►

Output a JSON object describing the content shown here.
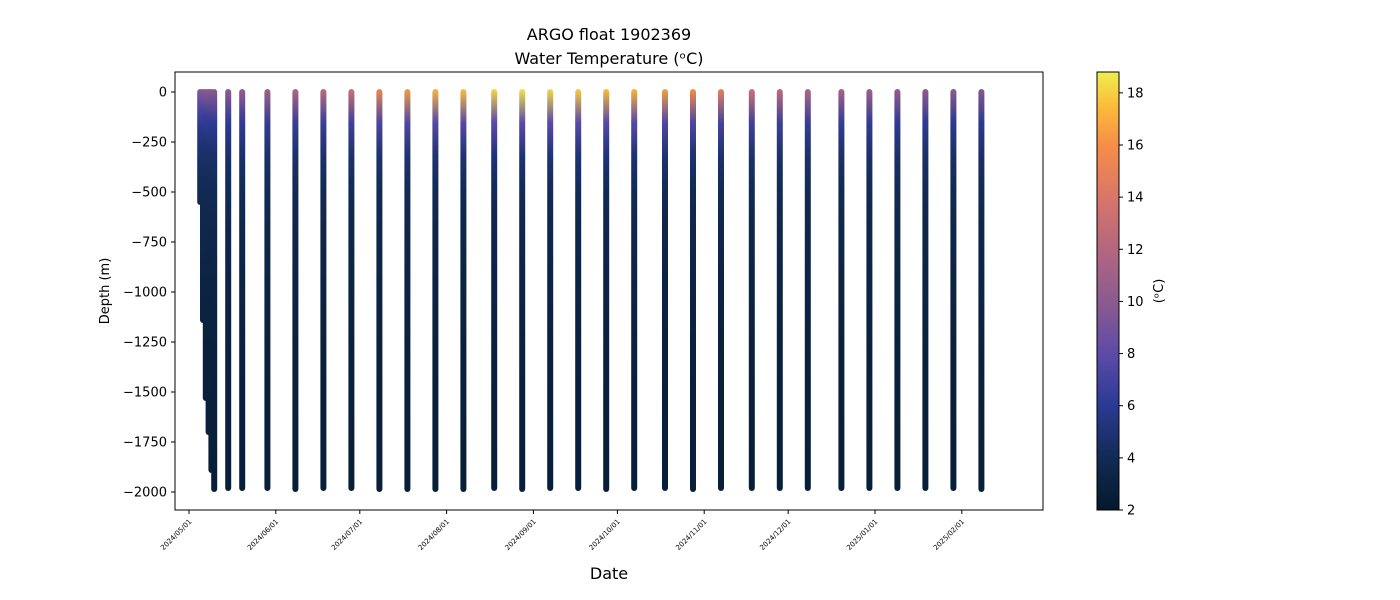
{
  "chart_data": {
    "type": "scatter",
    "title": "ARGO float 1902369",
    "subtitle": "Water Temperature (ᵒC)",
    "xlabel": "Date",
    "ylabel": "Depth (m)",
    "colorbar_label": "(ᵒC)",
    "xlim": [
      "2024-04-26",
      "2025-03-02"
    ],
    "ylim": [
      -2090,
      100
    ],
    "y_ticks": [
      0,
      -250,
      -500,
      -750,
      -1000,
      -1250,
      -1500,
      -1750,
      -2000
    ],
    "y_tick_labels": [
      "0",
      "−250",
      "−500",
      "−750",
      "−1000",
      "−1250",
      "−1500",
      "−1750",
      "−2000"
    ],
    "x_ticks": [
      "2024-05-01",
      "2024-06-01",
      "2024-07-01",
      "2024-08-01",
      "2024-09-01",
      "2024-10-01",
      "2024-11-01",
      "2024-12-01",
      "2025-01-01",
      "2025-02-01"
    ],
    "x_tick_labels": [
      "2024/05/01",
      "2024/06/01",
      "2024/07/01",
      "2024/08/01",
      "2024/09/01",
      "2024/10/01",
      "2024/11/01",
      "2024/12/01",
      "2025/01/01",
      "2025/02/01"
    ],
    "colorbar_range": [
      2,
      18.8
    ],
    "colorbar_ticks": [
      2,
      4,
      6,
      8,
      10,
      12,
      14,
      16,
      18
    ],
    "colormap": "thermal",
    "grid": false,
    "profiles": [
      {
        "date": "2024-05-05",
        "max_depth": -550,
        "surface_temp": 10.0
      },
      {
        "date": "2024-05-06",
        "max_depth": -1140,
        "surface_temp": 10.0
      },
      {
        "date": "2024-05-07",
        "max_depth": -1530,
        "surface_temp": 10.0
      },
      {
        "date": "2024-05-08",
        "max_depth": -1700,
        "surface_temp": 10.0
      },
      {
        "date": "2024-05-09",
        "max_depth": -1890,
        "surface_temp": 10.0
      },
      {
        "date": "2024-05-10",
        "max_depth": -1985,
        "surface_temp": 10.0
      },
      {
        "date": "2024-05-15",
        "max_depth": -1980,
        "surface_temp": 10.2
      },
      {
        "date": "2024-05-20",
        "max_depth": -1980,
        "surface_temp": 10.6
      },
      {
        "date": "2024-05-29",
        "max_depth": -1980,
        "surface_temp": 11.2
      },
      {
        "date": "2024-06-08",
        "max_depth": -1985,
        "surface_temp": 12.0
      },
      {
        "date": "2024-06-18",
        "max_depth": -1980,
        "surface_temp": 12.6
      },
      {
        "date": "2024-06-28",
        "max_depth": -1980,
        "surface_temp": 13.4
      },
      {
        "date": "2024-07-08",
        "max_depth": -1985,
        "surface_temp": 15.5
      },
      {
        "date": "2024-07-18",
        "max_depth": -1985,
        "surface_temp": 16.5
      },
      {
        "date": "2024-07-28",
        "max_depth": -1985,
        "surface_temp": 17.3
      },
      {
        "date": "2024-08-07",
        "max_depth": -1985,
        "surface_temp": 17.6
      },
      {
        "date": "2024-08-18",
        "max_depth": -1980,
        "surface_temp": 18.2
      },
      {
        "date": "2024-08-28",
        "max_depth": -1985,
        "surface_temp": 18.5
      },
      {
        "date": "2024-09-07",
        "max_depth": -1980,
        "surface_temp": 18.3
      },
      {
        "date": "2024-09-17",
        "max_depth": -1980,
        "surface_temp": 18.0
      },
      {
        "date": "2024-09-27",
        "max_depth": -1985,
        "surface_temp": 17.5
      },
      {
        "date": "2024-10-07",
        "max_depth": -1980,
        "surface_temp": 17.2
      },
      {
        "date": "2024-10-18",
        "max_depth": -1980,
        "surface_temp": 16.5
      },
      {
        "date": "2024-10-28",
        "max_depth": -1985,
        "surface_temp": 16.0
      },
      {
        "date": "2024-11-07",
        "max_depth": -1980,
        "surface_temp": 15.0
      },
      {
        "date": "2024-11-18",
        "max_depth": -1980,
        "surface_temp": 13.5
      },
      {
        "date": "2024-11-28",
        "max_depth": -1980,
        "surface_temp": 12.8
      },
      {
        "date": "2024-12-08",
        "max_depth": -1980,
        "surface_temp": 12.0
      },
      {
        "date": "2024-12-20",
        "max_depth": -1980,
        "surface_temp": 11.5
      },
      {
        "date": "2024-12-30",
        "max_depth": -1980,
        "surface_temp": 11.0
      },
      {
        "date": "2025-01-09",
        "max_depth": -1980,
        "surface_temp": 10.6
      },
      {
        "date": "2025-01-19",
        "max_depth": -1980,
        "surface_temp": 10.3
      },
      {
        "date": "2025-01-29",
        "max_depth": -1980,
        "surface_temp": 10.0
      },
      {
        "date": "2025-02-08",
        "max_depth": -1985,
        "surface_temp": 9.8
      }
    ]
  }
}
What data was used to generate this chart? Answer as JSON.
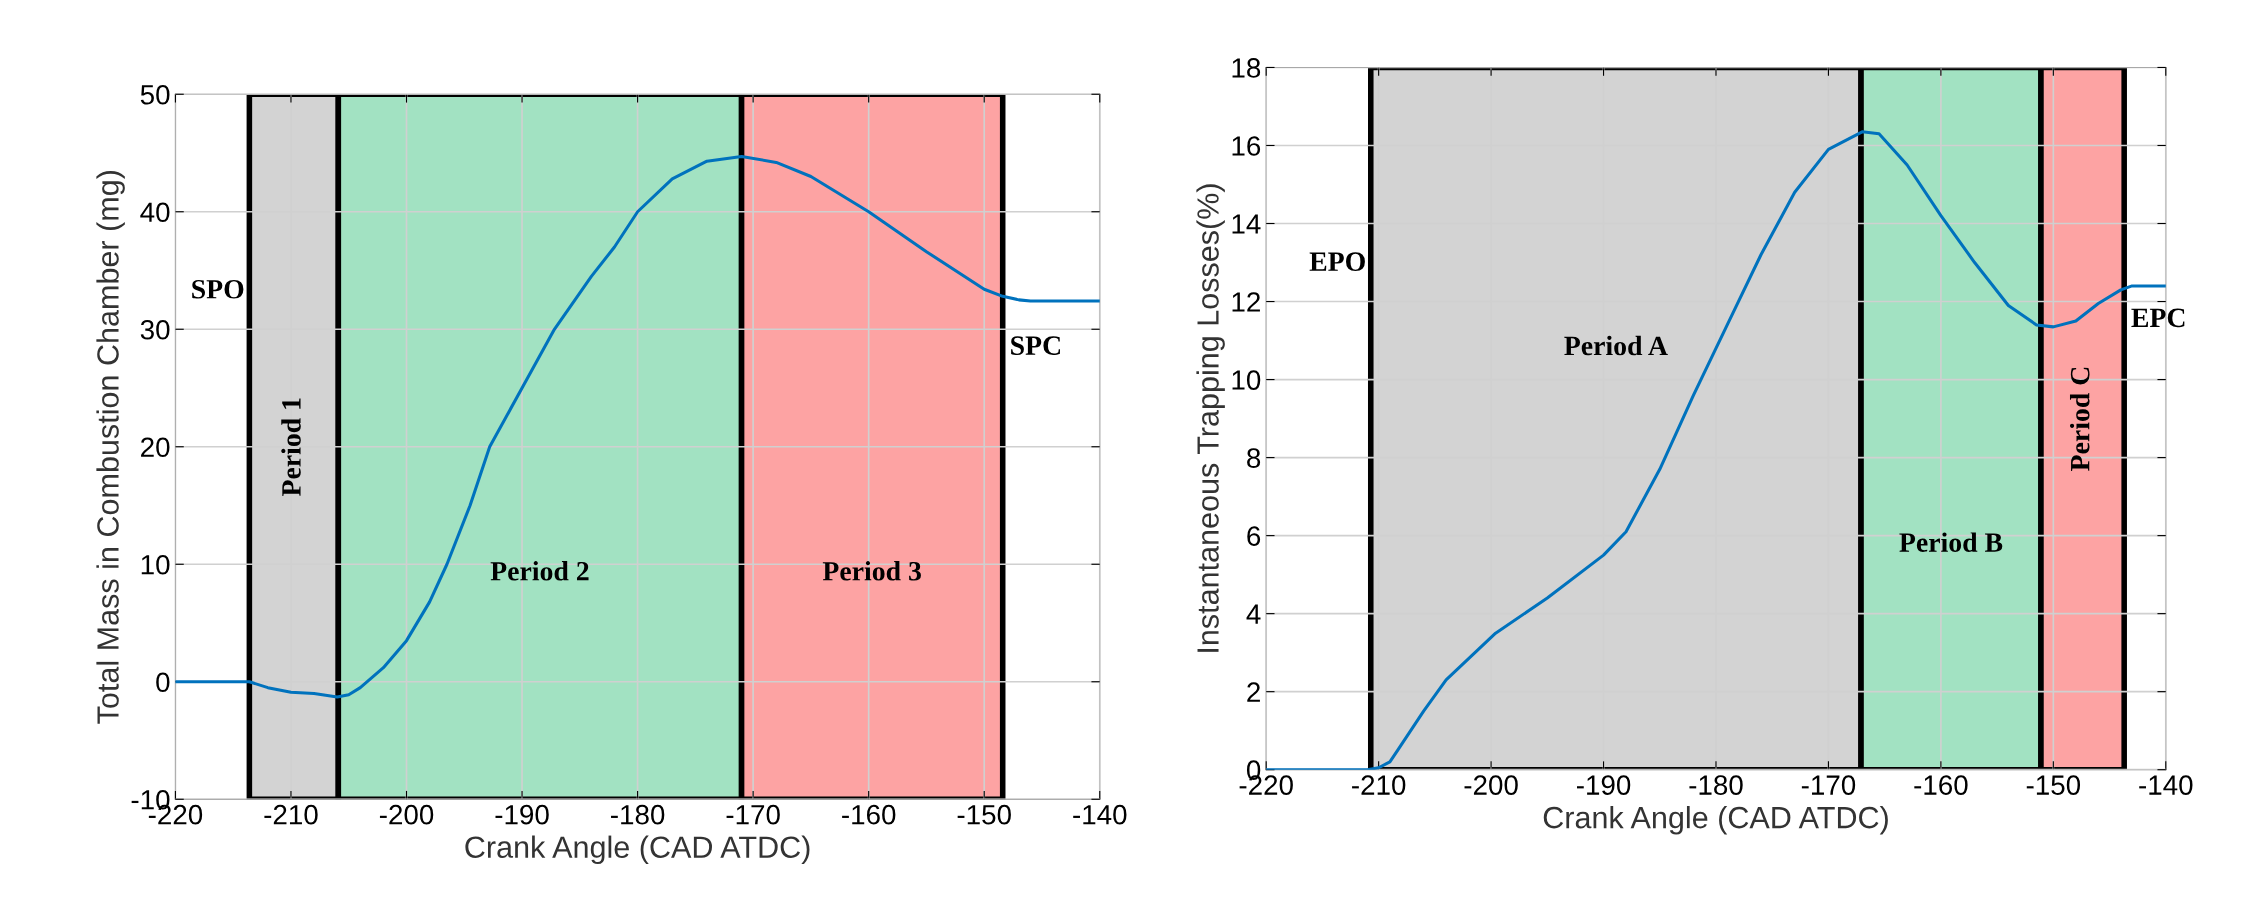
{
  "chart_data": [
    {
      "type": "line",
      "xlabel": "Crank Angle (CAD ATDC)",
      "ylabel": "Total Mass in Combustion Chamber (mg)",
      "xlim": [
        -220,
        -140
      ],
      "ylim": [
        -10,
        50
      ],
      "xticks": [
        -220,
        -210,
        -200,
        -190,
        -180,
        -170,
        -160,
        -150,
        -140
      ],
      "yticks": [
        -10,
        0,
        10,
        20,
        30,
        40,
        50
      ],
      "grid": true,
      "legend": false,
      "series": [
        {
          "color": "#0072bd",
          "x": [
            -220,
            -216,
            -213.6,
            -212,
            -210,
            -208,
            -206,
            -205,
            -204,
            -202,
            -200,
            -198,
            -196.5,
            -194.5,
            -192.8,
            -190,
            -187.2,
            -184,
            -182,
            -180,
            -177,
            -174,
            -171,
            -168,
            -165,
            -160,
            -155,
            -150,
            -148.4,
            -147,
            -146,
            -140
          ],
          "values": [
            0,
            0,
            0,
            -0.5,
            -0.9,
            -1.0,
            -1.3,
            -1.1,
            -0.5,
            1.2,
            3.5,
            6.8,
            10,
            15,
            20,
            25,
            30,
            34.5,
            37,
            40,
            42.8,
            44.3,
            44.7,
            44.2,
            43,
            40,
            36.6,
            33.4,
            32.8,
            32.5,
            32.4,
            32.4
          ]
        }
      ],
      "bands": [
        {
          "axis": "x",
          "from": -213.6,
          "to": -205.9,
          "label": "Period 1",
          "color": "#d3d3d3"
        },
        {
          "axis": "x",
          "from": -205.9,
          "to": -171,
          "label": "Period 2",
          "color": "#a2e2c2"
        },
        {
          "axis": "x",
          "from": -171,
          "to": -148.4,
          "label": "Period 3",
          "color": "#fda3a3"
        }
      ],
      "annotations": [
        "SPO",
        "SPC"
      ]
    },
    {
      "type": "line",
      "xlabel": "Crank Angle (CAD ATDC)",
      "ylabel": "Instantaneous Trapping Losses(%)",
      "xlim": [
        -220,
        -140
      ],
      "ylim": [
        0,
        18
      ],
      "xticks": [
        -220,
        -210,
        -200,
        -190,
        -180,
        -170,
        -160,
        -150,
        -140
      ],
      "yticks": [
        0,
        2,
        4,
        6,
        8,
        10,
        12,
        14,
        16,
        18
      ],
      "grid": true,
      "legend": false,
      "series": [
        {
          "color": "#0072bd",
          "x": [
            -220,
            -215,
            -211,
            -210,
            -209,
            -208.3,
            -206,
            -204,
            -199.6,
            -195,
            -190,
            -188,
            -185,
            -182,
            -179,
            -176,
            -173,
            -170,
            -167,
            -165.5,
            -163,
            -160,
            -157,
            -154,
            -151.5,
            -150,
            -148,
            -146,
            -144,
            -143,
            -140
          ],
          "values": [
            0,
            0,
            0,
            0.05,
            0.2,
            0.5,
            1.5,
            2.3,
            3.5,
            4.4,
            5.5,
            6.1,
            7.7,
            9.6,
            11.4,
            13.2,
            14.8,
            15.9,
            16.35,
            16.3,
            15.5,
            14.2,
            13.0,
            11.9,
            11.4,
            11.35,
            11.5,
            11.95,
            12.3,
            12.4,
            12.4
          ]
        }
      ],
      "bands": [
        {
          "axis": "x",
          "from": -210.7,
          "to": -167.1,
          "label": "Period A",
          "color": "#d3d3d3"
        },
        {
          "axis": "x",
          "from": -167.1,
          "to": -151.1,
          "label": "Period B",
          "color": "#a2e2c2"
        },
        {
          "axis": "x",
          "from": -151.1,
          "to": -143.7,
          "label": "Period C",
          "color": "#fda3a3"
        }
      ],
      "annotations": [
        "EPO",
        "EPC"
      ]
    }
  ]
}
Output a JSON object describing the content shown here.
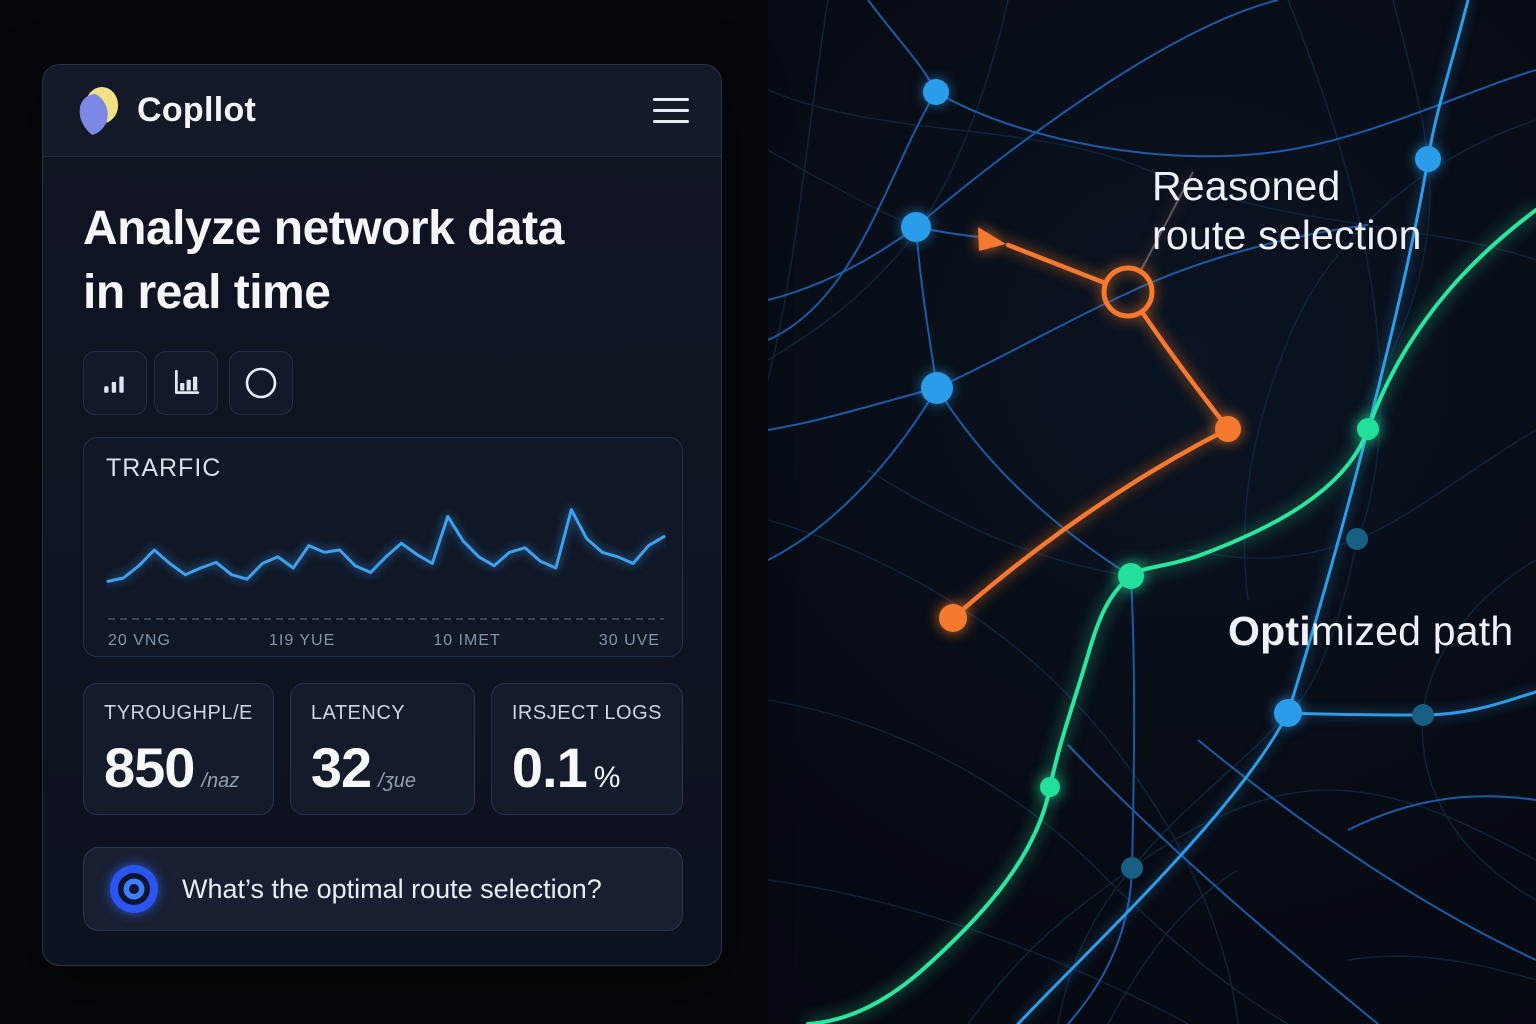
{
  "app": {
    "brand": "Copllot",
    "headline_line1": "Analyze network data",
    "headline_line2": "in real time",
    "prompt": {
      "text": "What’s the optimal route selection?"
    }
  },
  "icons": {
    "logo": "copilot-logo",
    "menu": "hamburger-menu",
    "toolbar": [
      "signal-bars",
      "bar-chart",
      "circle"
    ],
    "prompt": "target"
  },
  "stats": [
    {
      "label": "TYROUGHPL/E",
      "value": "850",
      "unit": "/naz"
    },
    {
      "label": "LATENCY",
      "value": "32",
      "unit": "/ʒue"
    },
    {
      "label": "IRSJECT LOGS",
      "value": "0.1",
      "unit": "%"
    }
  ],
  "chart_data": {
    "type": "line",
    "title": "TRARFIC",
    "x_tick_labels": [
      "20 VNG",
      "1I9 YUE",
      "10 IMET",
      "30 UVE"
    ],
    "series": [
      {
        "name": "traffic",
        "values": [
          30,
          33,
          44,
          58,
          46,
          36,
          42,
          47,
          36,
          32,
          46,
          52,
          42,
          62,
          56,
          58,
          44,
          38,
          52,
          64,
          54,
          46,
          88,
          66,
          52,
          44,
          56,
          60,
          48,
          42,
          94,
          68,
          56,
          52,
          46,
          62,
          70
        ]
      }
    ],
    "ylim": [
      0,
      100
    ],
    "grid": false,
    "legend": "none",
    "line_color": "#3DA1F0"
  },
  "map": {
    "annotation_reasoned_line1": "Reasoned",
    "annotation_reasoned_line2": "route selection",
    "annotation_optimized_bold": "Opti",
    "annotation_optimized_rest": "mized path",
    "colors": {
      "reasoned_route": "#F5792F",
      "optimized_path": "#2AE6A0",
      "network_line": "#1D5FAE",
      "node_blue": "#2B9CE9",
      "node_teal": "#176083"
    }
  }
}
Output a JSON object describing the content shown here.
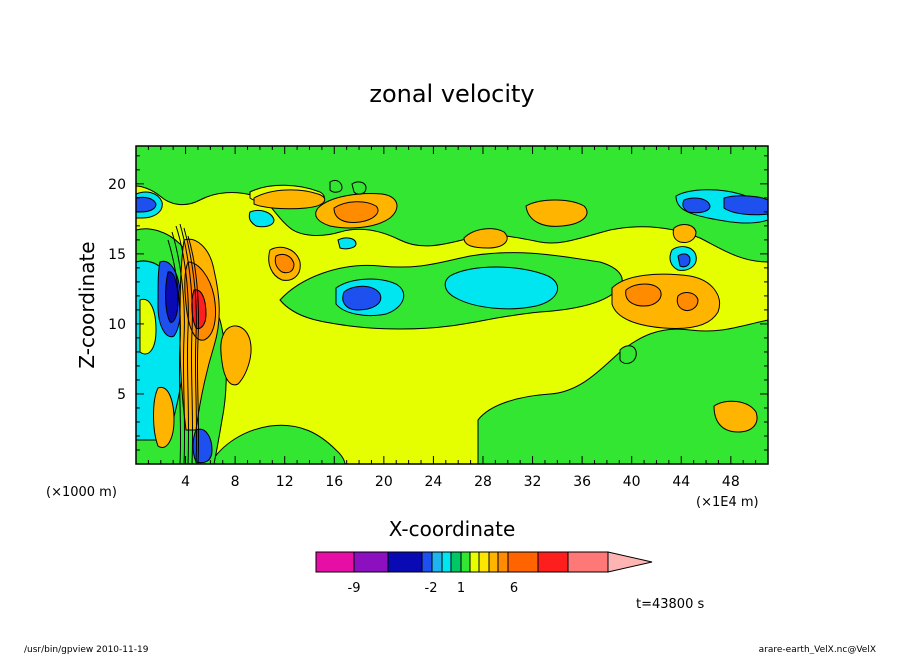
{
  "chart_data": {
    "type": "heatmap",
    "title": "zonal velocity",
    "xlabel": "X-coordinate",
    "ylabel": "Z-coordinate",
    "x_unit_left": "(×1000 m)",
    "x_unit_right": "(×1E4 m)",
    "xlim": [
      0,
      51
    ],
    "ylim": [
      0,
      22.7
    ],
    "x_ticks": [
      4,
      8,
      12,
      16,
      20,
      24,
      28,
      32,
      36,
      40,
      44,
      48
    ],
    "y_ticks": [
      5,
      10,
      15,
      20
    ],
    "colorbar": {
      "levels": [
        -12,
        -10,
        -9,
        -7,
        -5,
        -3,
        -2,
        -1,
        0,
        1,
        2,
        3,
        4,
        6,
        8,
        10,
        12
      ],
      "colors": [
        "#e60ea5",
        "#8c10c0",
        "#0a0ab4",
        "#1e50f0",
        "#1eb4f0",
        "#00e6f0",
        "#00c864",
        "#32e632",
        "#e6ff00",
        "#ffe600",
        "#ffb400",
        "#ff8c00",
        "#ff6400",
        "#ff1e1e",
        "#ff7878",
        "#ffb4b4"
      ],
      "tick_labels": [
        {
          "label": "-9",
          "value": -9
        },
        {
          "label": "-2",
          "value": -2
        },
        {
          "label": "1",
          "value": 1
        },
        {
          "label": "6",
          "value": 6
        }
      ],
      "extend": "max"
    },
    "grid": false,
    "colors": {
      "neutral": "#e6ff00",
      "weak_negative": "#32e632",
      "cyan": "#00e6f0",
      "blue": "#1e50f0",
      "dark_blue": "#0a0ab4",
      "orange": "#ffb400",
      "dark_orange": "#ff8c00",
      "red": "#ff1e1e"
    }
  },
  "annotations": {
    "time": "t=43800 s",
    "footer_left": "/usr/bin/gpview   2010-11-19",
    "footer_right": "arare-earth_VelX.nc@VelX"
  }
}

◄

- [Exercise details]: Copy each line of the data above that holds "coordinate".

- [Exercise answer]:
    "xlabel": "X-coordinate",
    "ylabel": "Z-coordinate",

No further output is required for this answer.